WRITTEN TASK | Update the items below by writing out their lines again with "north-point" changed to "northern-point" and everything else unchanged. Leave the pictures out of your answer.

EXERCISE DATA |
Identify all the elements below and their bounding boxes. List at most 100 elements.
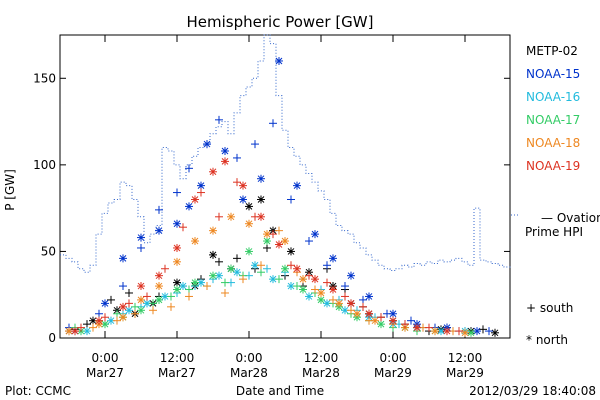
north-point: [329, 285, 337, 294]
x-tick-label-date: Mar29: [374, 366, 412, 380]
south-point: [131, 309, 139, 318]
north-point: [461, 328, 469, 337]
south-point: [89, 323, 97, 332]
south-point: [311, 285, 319, 294]
south-point: [377, 313, 385, 322]
x-tick-label-date: Mar27: [86, 366, 124, 380]
x-tick-label-date: Mar28: [230, 366, 268, 380]
north-point: [293, 181, 301, 190]
north-point: [311, 230, 319, 239]
north-point: [233, 268, 241, 277]
north-point: [443, 327, 451, 336]
north-point: [191, 237, 199, 246]
chart-title: Hemispheric Power [GW]: [187, 13, 374, 31]
south-point: [305, 237, 313, 246]
north-point: [191, 278, 199, 287]
north-point: [329, 254, 337, 263]
south-point: [251, 140, 259, 149]
south-point: [137, 243, 145, 252]
north-point: [155, 271, 163, 280]
north-point: [95, 316, 103, 325]
north-point: [281, 264, 289, 273]
x-axis-ticks: 0:00Mar2712:00Mar270:00Mar2812:00Mar280:…: [86, 35, 484, 380]
north-marker-legend: * north: [526, 333, 568, 347]
south-point: [323, 278, 331, 287]
south-point: [149, 306, 157, 315]
south-point: [125, 299, 133, 308]
y-axis-label: P [GW]: [3, 169, 17, 211]
north-point: [137, 295, 145, 304]
south-point: [275, 275, 283, 284]
south-point: [107, 295, 115, 304]
south-point: [77, 323, 85, 332]
north-point: [317, 295, 325, 304]
south-point: [287, 195, 295, 204]
south-point: [359, 295, 367, 304]
south-point: [425, 323, 433, 332]
south-point: [185, 285, 193, 294]
north-point: [155, 295, 163, 304]
north-point: [203, 140, 211, 149]
north-point: [353, 309, 361, 318]
south-point: [305, 271, 313, 280]
south-point: [179, 223, 187, 232]
plot-timestamp: 2012/03/29 18:40:08: [469, 384, 596, 398]
south-point: [263, 264, 271, 273]
north-point: [185, 202, 193, 211]
south-point: [161, 264, 169, 273]
north-point: [347, 271, 355, 280]
legend-entry: NOAA-19: [526, 159, 580, 173]
north-point: [125, 306, 133, 315]
north-point: [119, 302, 127, 311]
x-tick-label-time: 12:00: [304, 351, 339, 365]
satellite-points-layer: [65, 56, 499, 337]
north-point: [317, 288, 325, 297]
north-point: [281, 237, 289, 246]
model-legend-line1: — Ovation: [541, 211, 600, 225]
north-point: [179, 282, 187, 291]
x-tick-label-date: Mar29: [446, 366, 484, 380]
north-point: [221, 147, 229, 156]
north-point: [239, 195, 247, 204]
north-point: [299, 275, 307, 284]
plot-credit: Plot: CCMC: [5, 384, 71, 398]
south-point: [95, 309, 103, 318]
north-point: [173, 257, 181, 266]
south-point: [287, 261, 295, 270]
south-point: [479, 325, 487, 334]
north-point: [209, 226, 217, 235]
north-point: [137, 233, 145, 242]
south-point: [233, 178, 241, 187]
south-point: [101, 313, 109, 322]
north-point: [221, 157, 229, 166]
north-point: [209, 250, 217, 259]
north-point: [239, 181, 247, 190]
north-point: [365, 309, 373, 318]
north-point: [137, 282, 145, 291]
south-point: [257, 268, 265, 277]
south-point: [215, 257, 223, 266]
south-point: [455, 327, 463, 336]
south-point: [83, 320, 91, 329]
north-point: [287, 247, 295, 256]
y-tick-label: 50: [41, 244, 56, 258]
north-point: [413, 323, 421, 332]
north-point: [245, 247, 253, 256]
ovation-model-line: [60, 34, 511, 273]
south-point: [293, 282, 301, 291]
legend-entry: NOAA-18: [526, 136, 580, 150]
north-point: [389, 316, 397, 325]
north-point: [155, 282, 163, 291]
plot-frame: [59, 34, 511, 339]
north-point: [491, 328, 499, 337]
south-point: [131, 302, 139, 311]
x-tick-label-date: Mar28: [302, 366, 340, 380]
north-point: [377, 320, 385, 329]
north-point: [173, 285, 181, 294]
south-point: [341, 282, 349, 291]
south-point: [215, 115, 223, 124]
south-point: [215, 212, 223, 221]
north-point: [71, 327, 79, 336]
south-point: [233, 254, 241, 263]
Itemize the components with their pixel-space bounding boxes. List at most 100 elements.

TASK ANSWER |
Identify all the elements below and their bounding boxes. List at most 100 elements.
northern-point: [329, 285, 337, 294]
x-tick-label-date: Mar29: [374, 366, 412, 380]
south-point: [131, 309, 139, 318]
northern-point: [461, 328, 469, 337]
south-point: [89, 323, 97, 332]
south-point: [311, 285, 319, 294]
south-point: [377, 313, 385, 322]
x-tick-label-date: Mar27: [86, 366, 124, 380]
x-tick-label-date: Mar28: [230, 366, 268, 380]
northern-point: [293, 181, 301, 190]
northern-point: [311, 230, 319, 239]
northern-point: [233, 268, 241, 277]
northern-point: [443, 327, 451, 336]
northern-point: [191, 237, 199, 246]
chart-title: Hemispheric Power [GW]: [187, 13, 374, 31]
south-point: [305, 237, 313, 246]
northern-point: [191, 278, 199, 287]
northern-point: [329, 254, 337, 263]
south-point: [251, 140, 259, 149]
south-point: [137, 243, 145, 252]
northern-point: [155, 271, 163, 280]
northern-point: [95, 316, 103, 325]
northern-point: [281, 264, 289, 273]
x-axis-ticks: 0:00Mar2712:00Mar270:00Mar2812:00Mar280:…: [86, 35, 484, 380]
north-marker-legend: * north: [526, 333, 568, 347]
south-point: [323, 278, 331, 287]
south-point: [149, 306, 157, 315]
south-point: [125, 299, 133, 308]
y-axis-label: P [GW]: [3, 169, 17, 211]
northern-point: [137, 295, 145, 304]
south-point: [275, 275, 283, 284]
south-point: [107, 295, 115, 304]
south-point: [77, 323, 85, 332]
northern-point: [317, 295, 325, 304]
south-point: [287, 195, 295, 204]
south-point: [359, 295, 367, 304]
south-point: [425, 323, 433, 332]
south-point: [185, 285, 193, 294]
northern-point: [155, 295, 163, 304]
northern-point: [203, 140, 211, 149]
northern-point: [353, 309, 361, 318]
south-point: [305, 271, 313, 280]
south-point: [179, 223, 187, 232]
plot-timestamp: 2012/03/29 18:40:08: [469, 384, 596, 398]
south-point: [263, 264, 271, 273]
northern-point: [185, 202, 193, 211]
south-point: [161, 264, 169, 273]
northern-point: [347, 271, 355, 280]
legend-entry: NOAA-19: [526, 159, 580, 173]
northern-point: [125, 306, 133, 315]
northern-point: [119, 302, 127, 311]
x-tick-label-time: 12:00: [304, 351, 339, 365]
satellite-points-layer: [65, 56, 499, 337]
northern-point: [317, 288, 325, 297]
northern-point: [281, 237, 289, 246]
model-legend-line1: — Ovation: [541, 211, 600, 225]
northern-point: [179, 282, 187, 291]
x-tick-label-date: Mar29: [446, 366, 484, 380]
northern-point: [221, 147, 229, 156]
northern-point: [239, 195, 247, 204]
northern-point: [299, 275, 307, 284]
plot-credit: Plot: CCMC: [5, 384, 71, 398]
south-point: [95, 309, 103, 318]
northern-point: [173, 257, 181, 266]
south-point: [287, 261, 295, 270]
south-point: [479, 325, 487, 334]
northern-point: [209, 226, 217, 235]
northern-point: [137, 233, 145, 242]
south-point: [233, 178, 241, 187]
south-point: [101, 313, 109, 322]
northern-point: [221, 157, 229, 166]
northern-point: [209, 250, 217, 259]
northern-point: [239, 181, 247, 190]
northern-point: [365, 309, 373, 318]
northern-point: [137, 282, 145, 291]
south-point: [257, 268, 265, 277]
south-point: [215, 257, 223, 266]
south-point: [455, 327, 463, 336]
south-point: [83, 320, 91, 329]
northern-point: [287, 247, 295, 256]
y-tick-label: 50: [41, 244, 56, 258]
northern-point: [413, 323, 421, 332]
northern-point: [245, 247, 253, 256]
ovation-model-line: [60, 34, 511, 273]
south-point: [293, 282, 301, 291]
legend-entry: NOAA-18: [526, 136, 580, 150]
northern-point: [389, 316, 397, 325]
northern-point: [155, 282, 163, 291]
plot-frame: [59, 34, 511, 339]
northern-point: [491, 328, 499, 337]
south-point: [131, 302, 139, 311]
x-tick-label-date: Mar28: [302, 366, 340, 380]
northern-point: [377, 320, 385, 329]
northern-point: [173, 285, 181, 294]
south-point: [341, 282, 349, 291]
south-point: [215, 115, 223, 124]
south-point: [215, 212, 223, 221]
northern-point: [71, 327, 79, 336]
south-point: [233, 254, 241, 263]
Itemize the components with their pixel-space bounding boxes. List at most 100 elements.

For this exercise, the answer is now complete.